→ **Given task**: Transcribe all the entries word for word, but omit the images.

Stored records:
----------

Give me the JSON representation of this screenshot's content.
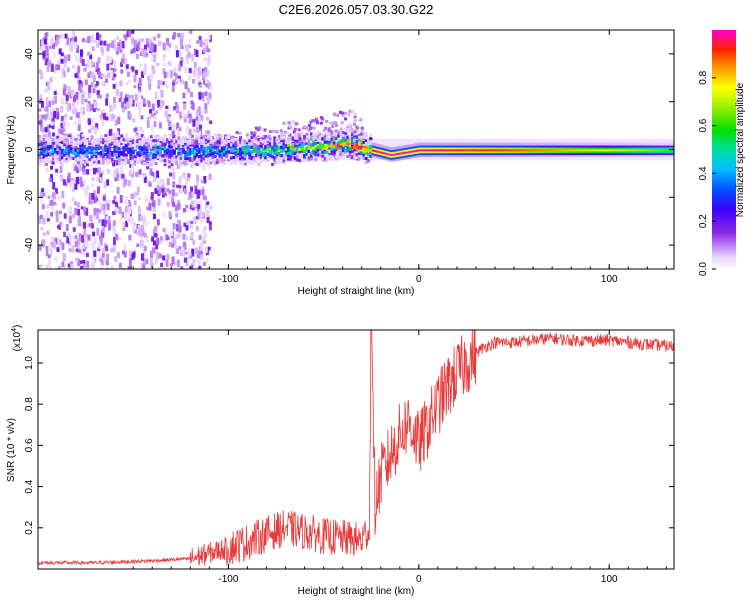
{
  "title": "C2E6.2026.057.03.30.G22",
  "chart_data": [
    {
      "type": "heatmap",
      "xlabel": "Height of straight line (km)",
      "ylabel": "Frequency (Hz)",
      "xlim": [
        -200,
        134
      ],
      "ylim": [
        -50,
        50
      ],
      "xticks": [
        -100,
        0,
        100
      ],
      "yticks": [
        -40,
        -20,
        0,
        20,
        40
      ],
      "colorbar": {
        "label": "Normalized spectral amplitude",
        "range": [
          0,
          1
        ],
        "ticks": [
          0.0,
          0.2,
          0.4,
          0.6,
          0.8
        ]
      },
      "description_points": [
        {
          "x": -190,
          "y": 0,
          "value": 0.35
        },
        {
          "x": -150,
          "y": 0,
          "value": 0.35
        },
        {
          "x": -100,
          "y": 0,
          "value": 0.4
        },
        {
          "x": -80,
          "y": 0,
          "value": 0.55
        },
        {
          "x": -60,
          "y": 1,
          "value": 0.6
        },
        {
          "x": -38,
          "y": 3,
          "value": 0.9
        },
        {
          "x": -30,
          "y": 1,
          "value": 0.95
        },
        {
          "x": -15,
          "y": -2,
          "value": 1.0
        },
        {
          "x": 0,
          "y": 0,
          "value": 1.0
        },
        {
          "x": 50,
          "y": 0,
          "value": 0.9
        },
        {
          "x": 100,
          "y": 0,
          "value": 0.75
        },
        {
          "x": 134,
          "y": 0,
          "value": 0.6
        }
      ]
    },
    {
      "type": "line",
      "xlabel": "Height of straight line (km)",
      "ylabel": "SNR (10 * v/v)",
      "yscale_label": "(x10",
      "yscale_exp": "4",
      "xlim": [
        -200,
        134
      ],
      "ylim": [
        0,
        1.16
      ],
      "xticks": [
        -100,
        0,
        100
      ],
      "yticks": [
        0.2,
        0.4,
        0.6,
        0.8,
        1.0
      ],
      "ytick_labels": [
        "0.2",
        "0.4",
        "0.6",
        "0.8",
        "1.0"
      ],
      "color": "#e83a3a",
      "series": [
        {
          "name": "SNR",
          "x": [
            -200,
            -170,
            -140,
            -120,
            -105,
            -90,
            -80,
            -70,
            -60,
            -50,
            -40,
            -30,
            -26,
            -25,
            -23,
            -20,
            -15,
            -10,
            -5,
            0,
            5,
            10,
            15,
            20,
            25,
            30,
            35,
            40,
            50,
            60,
            70,
            80,
            90,
            100,
            110,
            120,
            134
          ],
          "y": [
            0.03,
            0.03,
            0.04,
            0.05,
            0.09,
            0.13,
            0.17,
            0.2,
            0.18,
            0.16,
            0.15,
            0.14,
            0.2,
            1.16,
            0.3,
            0.45,
            0.55,
            0.65,
            0.72,
            0.6,
            0.7,
            0.8,
            0.88,
            0.95,
            1.0,
            1.05,
            1.08,
            1.1,
            1.1,
            1.11,
            1.12,
            1.11,
            1.11,
            1.11,
            1.1,
            1.09,
            1.08
          ]
        }
      ]
    }
  ]
}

----------

→ **Right answer**:
Give me the JSON representation of this screenshot's content.
{
  "title": "C2E6.2026.057.03.30.G22",
  "chart_data": [
    {
      "type": "heatmap",
      "xlabel": "Height of straight line (km)",
      "ylabel": "Frequency (Hz)",
      "xlim": [
        -200,
        134
      ],
      "ylim": [
        -50,
        50
      ],
      "xticks": [
        -100,
        0,
        100
      ],
      "yticks": [
        -40,
        -20,
        0,
        20,
        40
      ],
      "colorbar": {
        "label": "Normalized spectral amplitude",
        "range": [
          0,
          1
        ],
        "ticks": [
          0.0,
          0.2,
          0.4,
          0.6,
          0.8
        ]
      },
      "description_points": [
        {
          "x": -190,
          "y": 0,
          "value": 0.35
        },
        {
          "x": -150,
          "y": 0,
          "value": 0.35
        },
        {
          "x": -100,
          "y": 0,
          "value": 0.4
        },
        {
          "x": -80,
          "y": 0,
          "value": 0.55
        },
        {
          "x": -60,
          "y": 1,
          "value": 0.6
        },
        {
          "x": -38,
          "y": 3,
          "value": 0.9
        },
        {
          "x": -30,
          "y": 1,
          "value": 0.95
        },
        {
          "x": -15,
          "y": -2,
          "value": 1.0
        },
        {
          "x": 0,
          "y": 0,
          "value": 1.0
        },
        {
          "x": 50,
          "y": 0,
          "value": 0.9
        },
        {
          "x": 100,
          "y": 0,
          "value": 0.75
        },
        {
          "x": 134,
          "y": 0,
          "value": 0.6
        }
      ]
    },
    {
      "type": "line",
      "xlabel": "Height of straight line (km)",
      "ylabel": "SNR (10 * v/v)",
      "yscale_label": "(x10",
      "yscale_exp": "4",
      "xlim": [
        -200,
        134
      ],
      "ylim": [
        0,
        1.16
      ],
      "xticks": [
        -100,
        0,
        100
      ],
      "yticks": [
        0.2,
        0.4,
        0.6,
        0.8,
        1.0
      ],
      "ytick_labels": [
        "0.2",
        "0.4",
        "0.6",
        "0.8",
        "1.0"
      ],
      "color": "#e83a3a",
      "series": [
        {
          "name": "SNR",
          "x": [
            -200,
            -170,
            -140,
            -120,
            -105,
            -90,
            -80,
            -70,
            -60,
            -50,
            -40,
            -30,
            -26,
            -25,
            -23,
            -20,
            -15,
            -10,
            -5,
            0,
            5,
            10,
            15,
            20,
            25,
            30,
            35,
            40,
            50,
            60,
            70,
            80,
            90,
            100,
            110,
            120,
            134
          ],
          "y": [
            0.03,
            0.03,
            0.04,
            0.05,
            0.09,
            0.13,
            0.17,
            0.2,
            0.18,
            0.16,
            0.15,
            0.14,
            0.2,
            1.16,
            0.3,
            0.45,
            0.55,
            0.65,
            0.72,
            0.6,
            0.7,
            0.8,
            0.88,
            0.95,
            1.0,
            1.05,
            1.08,
            1.1,
            1.1,
            1.11,
            1.12,
            1.11,
            1.11,
            1.11,
            1.1,
            1.09,
            1.08
          ]
        }
      ]
    }
  ]
}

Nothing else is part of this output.